*TASK GOAL*: From the entries below, please gather each line containing the string "case".

*Stored items from a collection*:
Start of Block
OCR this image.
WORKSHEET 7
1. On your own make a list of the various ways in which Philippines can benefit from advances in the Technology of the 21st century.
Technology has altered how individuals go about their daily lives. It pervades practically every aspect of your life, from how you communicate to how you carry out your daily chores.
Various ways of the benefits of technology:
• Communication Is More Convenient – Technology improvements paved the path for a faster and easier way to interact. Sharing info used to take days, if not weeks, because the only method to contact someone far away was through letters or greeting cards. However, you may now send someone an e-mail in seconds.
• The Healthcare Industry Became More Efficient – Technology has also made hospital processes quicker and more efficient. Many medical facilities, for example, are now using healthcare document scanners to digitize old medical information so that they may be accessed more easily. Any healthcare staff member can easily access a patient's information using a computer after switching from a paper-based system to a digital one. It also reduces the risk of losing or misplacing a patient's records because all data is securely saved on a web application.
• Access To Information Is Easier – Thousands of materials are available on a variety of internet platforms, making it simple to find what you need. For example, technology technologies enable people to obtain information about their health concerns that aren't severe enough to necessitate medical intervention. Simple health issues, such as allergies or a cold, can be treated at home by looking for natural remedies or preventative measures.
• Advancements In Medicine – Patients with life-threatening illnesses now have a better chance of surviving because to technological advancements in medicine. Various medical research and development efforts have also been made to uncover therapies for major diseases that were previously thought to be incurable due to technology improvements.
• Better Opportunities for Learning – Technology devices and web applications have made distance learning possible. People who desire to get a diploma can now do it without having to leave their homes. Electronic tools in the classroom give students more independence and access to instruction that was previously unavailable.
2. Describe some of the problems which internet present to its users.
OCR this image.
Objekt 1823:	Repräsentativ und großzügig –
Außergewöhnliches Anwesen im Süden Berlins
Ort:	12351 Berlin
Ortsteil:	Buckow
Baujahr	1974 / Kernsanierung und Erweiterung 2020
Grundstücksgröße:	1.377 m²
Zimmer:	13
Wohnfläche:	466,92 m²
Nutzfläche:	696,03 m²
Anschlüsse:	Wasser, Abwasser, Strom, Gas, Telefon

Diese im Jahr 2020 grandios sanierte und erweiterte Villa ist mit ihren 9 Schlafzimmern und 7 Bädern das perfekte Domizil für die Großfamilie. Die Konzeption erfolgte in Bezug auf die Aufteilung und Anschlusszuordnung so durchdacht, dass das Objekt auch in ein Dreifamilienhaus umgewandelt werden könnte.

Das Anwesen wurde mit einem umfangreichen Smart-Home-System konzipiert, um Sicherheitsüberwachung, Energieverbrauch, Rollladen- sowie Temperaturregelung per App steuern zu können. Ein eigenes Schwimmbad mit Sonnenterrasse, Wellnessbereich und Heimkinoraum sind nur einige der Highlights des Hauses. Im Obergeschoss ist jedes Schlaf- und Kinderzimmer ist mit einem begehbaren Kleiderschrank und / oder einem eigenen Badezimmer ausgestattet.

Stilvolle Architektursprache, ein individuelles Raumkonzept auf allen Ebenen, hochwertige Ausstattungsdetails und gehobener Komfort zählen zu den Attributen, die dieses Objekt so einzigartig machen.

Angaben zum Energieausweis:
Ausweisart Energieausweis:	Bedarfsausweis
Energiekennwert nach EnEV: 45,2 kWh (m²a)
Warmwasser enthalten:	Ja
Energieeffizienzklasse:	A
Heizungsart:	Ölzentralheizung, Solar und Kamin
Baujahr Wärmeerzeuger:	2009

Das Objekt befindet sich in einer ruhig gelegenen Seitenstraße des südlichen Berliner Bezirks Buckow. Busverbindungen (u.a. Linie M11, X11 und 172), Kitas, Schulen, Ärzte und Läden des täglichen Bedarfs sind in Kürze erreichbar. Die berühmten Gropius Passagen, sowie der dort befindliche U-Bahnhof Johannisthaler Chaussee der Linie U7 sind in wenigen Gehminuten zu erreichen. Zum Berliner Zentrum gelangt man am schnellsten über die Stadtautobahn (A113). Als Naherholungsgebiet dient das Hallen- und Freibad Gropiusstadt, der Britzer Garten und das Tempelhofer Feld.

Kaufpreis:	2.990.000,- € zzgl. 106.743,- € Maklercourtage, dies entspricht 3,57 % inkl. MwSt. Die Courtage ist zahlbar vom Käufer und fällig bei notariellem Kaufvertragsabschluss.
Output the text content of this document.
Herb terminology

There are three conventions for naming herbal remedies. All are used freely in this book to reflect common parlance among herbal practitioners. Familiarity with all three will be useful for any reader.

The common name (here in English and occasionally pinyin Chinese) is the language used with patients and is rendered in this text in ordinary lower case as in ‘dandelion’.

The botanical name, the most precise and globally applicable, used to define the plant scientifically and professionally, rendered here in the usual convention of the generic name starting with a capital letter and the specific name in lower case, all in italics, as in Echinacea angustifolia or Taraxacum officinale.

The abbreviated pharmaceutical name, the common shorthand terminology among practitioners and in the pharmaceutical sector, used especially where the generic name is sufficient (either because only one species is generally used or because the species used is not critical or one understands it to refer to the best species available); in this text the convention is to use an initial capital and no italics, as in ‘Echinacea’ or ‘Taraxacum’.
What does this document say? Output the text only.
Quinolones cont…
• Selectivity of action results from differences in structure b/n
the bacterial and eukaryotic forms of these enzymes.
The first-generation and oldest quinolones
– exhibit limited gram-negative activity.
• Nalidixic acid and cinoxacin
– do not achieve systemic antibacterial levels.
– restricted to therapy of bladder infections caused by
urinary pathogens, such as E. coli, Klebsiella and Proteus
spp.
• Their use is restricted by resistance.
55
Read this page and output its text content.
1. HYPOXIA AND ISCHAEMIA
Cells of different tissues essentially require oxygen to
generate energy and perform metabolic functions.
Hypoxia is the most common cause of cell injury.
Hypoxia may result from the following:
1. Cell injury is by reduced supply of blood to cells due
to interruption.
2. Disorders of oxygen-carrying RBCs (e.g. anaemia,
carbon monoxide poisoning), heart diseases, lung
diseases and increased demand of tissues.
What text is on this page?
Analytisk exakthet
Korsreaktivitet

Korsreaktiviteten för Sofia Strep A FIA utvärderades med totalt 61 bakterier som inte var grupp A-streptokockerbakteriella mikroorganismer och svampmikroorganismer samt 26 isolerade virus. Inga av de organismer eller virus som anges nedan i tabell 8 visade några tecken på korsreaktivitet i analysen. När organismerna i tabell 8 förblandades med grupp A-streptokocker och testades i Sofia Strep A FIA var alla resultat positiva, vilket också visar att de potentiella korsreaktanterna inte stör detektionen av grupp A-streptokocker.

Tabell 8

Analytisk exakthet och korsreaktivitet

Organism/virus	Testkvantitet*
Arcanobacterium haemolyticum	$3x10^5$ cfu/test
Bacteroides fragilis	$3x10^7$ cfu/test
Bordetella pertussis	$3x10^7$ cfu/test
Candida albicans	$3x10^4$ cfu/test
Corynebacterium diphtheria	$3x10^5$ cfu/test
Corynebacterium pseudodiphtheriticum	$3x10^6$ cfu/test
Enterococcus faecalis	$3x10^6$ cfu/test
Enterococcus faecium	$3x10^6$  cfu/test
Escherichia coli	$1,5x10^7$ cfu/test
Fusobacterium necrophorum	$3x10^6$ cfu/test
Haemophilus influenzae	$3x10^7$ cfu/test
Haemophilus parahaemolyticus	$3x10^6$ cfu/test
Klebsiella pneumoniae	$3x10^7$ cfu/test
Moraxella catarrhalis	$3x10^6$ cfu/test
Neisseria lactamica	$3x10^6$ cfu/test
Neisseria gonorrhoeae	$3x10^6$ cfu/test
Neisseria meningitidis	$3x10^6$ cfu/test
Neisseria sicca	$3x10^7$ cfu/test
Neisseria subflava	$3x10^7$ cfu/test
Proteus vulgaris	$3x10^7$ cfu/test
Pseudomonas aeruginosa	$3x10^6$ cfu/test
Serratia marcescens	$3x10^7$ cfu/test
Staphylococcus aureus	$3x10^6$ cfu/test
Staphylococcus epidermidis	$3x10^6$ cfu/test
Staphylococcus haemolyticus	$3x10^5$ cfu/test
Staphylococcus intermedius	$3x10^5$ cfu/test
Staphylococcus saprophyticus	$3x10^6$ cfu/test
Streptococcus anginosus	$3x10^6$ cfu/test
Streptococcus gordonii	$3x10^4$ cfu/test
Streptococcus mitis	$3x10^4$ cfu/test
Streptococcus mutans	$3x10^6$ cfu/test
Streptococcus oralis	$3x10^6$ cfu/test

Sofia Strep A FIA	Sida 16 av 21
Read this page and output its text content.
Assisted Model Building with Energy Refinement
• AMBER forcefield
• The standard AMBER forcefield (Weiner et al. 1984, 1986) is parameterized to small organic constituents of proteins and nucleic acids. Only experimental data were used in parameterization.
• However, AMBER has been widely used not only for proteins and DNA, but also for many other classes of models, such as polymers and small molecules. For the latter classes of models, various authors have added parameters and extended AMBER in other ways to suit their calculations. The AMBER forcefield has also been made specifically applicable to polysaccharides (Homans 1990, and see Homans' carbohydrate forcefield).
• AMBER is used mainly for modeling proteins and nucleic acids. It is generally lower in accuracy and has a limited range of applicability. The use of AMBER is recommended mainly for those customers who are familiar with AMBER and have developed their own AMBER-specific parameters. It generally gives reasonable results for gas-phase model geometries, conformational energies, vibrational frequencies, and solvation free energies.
End of Block
*WRITTEN ANSWER*:
The common name (here in English and occasionally pinyin Chinese) is the language used with patients and is rendered in this text in ordinary lower case as in ‘dandelion’.
The botanical name, the most precise and globally applicable, used to define the plant scientifically and professionally, rendered here in the usual convention of the generic name starting with a capital letter and the specific name in lower case, all in italics, as in Echinacea angustifolia or Taraxacum officinale.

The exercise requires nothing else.